- ASSIGNMENT: Scan the entries below and count the lines holding the string "sized". Supply only the number.

RECORDS SUPPLIED START

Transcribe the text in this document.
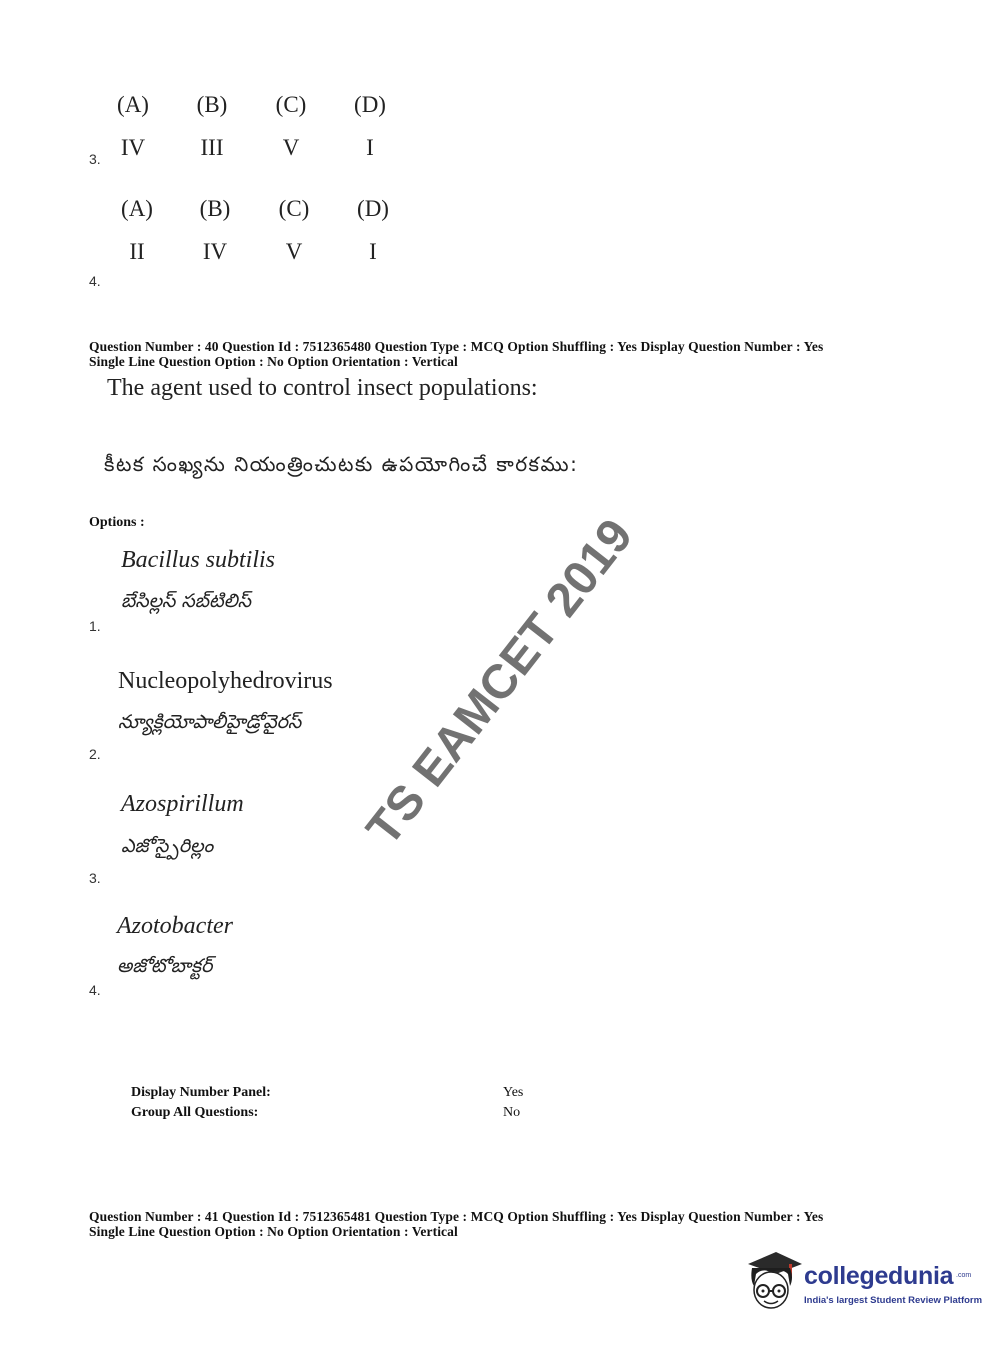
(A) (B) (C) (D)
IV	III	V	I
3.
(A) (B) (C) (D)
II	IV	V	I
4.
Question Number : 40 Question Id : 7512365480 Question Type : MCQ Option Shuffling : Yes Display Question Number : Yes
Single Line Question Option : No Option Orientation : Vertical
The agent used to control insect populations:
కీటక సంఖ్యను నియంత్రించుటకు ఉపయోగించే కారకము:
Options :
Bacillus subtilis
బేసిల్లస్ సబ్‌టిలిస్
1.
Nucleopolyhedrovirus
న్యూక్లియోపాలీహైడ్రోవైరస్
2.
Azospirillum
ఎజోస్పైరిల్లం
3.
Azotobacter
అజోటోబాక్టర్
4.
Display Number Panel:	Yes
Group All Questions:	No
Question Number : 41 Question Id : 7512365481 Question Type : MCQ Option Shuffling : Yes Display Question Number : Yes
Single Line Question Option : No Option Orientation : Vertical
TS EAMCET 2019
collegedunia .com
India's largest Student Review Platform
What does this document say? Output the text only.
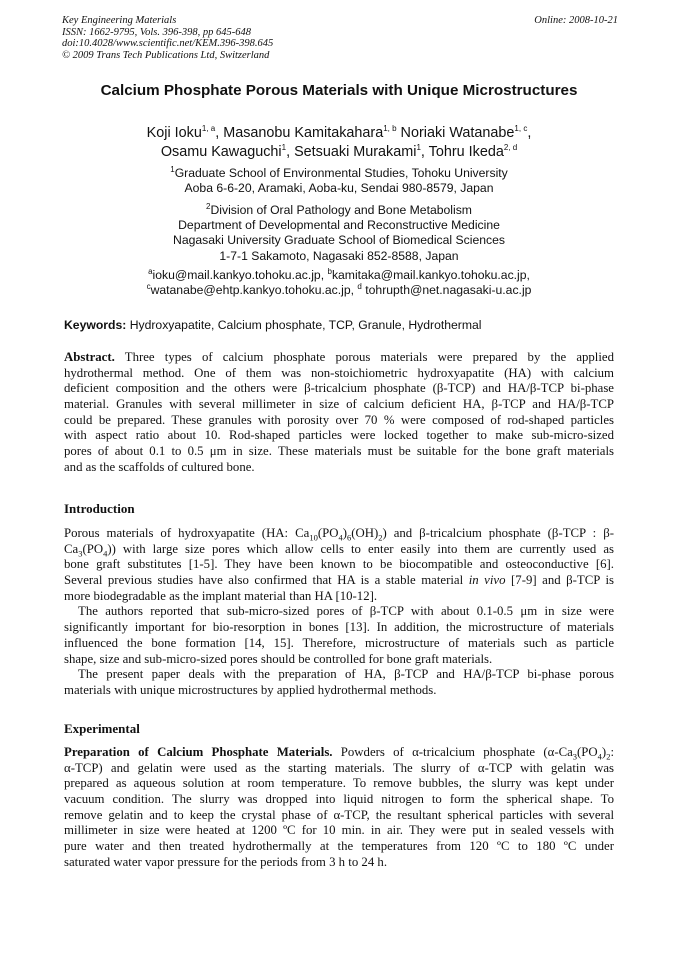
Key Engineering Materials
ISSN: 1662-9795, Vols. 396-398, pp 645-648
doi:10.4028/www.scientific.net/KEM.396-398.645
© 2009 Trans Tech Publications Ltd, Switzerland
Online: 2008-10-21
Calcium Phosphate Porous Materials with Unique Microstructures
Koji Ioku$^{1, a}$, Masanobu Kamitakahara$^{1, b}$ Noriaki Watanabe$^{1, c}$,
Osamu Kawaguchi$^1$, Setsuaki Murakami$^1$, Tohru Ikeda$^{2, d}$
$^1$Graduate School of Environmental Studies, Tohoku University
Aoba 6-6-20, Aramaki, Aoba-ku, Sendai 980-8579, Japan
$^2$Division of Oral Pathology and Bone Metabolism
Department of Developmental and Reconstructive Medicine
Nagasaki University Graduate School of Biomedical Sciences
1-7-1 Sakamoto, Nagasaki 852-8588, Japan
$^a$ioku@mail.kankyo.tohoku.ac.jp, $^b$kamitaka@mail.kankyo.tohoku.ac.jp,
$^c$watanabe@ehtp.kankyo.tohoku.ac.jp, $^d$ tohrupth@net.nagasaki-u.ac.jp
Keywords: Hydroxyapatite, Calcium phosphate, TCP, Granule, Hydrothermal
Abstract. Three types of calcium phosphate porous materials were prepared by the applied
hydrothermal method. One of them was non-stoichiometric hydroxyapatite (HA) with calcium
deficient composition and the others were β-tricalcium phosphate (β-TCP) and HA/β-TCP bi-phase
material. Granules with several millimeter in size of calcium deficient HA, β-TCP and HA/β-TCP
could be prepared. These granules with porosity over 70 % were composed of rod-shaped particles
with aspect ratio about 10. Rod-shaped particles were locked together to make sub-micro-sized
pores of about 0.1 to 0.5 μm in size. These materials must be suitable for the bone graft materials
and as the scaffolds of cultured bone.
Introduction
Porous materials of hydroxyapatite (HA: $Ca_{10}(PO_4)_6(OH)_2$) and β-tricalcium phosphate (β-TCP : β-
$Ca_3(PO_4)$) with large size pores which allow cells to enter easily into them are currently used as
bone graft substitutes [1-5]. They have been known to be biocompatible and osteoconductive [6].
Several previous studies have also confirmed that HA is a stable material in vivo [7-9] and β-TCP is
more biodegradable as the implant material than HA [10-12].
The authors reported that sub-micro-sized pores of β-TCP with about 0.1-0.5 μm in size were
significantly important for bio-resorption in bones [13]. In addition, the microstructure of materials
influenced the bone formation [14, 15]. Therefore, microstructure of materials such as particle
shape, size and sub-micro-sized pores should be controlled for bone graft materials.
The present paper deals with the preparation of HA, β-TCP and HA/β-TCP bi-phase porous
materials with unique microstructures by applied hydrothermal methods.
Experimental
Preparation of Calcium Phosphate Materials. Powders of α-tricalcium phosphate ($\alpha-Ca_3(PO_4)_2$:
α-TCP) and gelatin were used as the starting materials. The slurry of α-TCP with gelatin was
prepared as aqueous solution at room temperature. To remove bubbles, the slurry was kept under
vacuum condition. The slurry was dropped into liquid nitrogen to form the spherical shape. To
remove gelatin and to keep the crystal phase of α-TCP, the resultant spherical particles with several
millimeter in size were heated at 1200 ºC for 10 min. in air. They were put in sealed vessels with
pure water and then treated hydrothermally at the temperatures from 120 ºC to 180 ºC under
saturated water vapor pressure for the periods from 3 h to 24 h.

RECORDS SUPPLIED END

- SOLUTION FOR THIS PROBLEM: 3